Goal:
Within the records that follow, find every line containing the string "selected". Copy those lines.

Stored data entries

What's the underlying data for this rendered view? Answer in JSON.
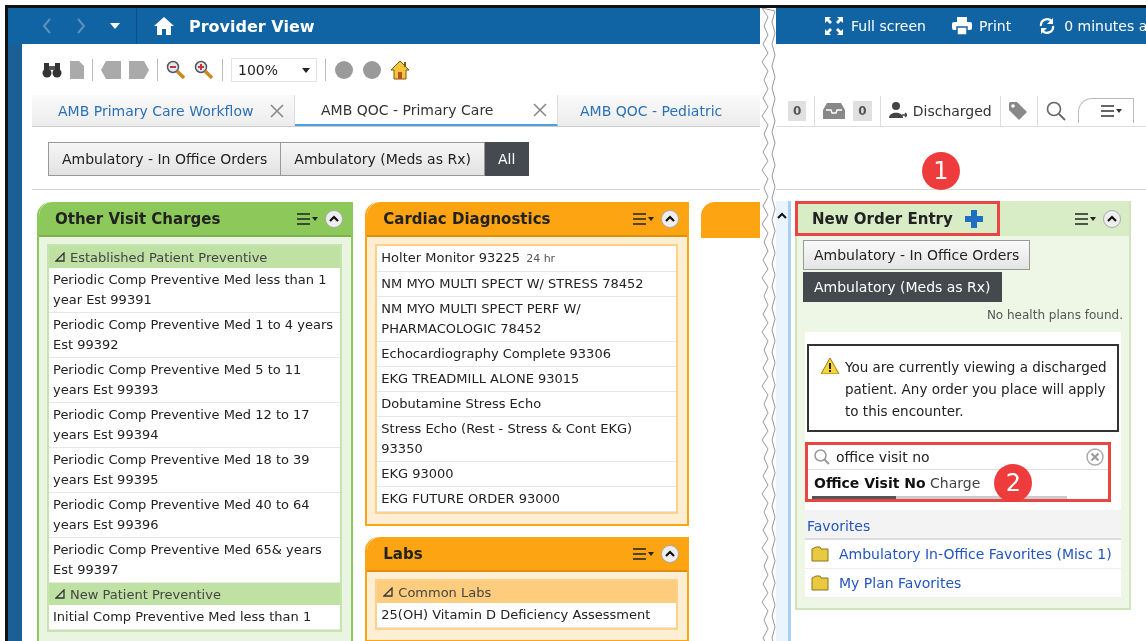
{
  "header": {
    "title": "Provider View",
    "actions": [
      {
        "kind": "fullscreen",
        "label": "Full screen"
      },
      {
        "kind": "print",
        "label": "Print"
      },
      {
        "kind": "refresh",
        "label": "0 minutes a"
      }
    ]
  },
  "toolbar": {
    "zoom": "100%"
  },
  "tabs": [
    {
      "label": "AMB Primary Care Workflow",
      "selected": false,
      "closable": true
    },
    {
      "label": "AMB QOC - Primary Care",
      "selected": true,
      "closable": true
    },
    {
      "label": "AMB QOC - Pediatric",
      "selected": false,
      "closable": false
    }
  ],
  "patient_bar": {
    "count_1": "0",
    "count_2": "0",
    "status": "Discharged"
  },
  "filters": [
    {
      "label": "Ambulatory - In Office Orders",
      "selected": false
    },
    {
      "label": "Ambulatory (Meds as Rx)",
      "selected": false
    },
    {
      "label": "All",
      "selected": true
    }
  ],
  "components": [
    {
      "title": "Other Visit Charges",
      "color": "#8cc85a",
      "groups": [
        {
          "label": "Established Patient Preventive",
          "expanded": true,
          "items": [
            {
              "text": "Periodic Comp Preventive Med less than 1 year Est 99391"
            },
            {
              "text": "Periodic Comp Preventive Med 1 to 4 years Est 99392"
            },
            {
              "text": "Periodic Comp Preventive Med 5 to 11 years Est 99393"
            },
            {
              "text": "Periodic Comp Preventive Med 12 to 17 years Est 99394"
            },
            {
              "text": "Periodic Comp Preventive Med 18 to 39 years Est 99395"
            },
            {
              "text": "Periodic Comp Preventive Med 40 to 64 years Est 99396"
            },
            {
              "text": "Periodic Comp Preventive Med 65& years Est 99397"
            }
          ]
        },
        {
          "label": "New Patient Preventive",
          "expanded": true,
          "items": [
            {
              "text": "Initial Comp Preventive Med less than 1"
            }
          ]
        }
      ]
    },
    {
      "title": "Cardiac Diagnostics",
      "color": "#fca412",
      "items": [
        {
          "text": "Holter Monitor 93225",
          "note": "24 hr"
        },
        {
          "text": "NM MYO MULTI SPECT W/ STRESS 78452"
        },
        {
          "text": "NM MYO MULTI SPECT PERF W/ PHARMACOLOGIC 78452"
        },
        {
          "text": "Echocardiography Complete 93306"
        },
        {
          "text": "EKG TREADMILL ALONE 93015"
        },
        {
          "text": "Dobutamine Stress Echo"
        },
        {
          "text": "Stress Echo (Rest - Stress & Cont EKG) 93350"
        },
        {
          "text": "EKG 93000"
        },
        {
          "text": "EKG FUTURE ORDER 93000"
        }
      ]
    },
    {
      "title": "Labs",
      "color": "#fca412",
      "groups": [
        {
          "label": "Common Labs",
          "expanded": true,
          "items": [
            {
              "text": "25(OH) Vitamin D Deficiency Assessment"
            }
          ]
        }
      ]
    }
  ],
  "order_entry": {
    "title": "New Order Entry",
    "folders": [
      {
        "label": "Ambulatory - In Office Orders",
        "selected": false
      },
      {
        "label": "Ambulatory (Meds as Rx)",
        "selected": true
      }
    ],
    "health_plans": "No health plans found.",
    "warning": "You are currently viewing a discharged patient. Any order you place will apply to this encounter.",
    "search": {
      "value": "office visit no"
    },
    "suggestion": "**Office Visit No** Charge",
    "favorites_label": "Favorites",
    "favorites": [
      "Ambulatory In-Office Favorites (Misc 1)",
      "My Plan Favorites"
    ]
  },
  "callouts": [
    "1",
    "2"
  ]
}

Task response:
      "selected": false,
      "selected": true,
      "selected": false,
      "selected": false
      "selected": false
      "selected": true
        "selected": false
        "selected": true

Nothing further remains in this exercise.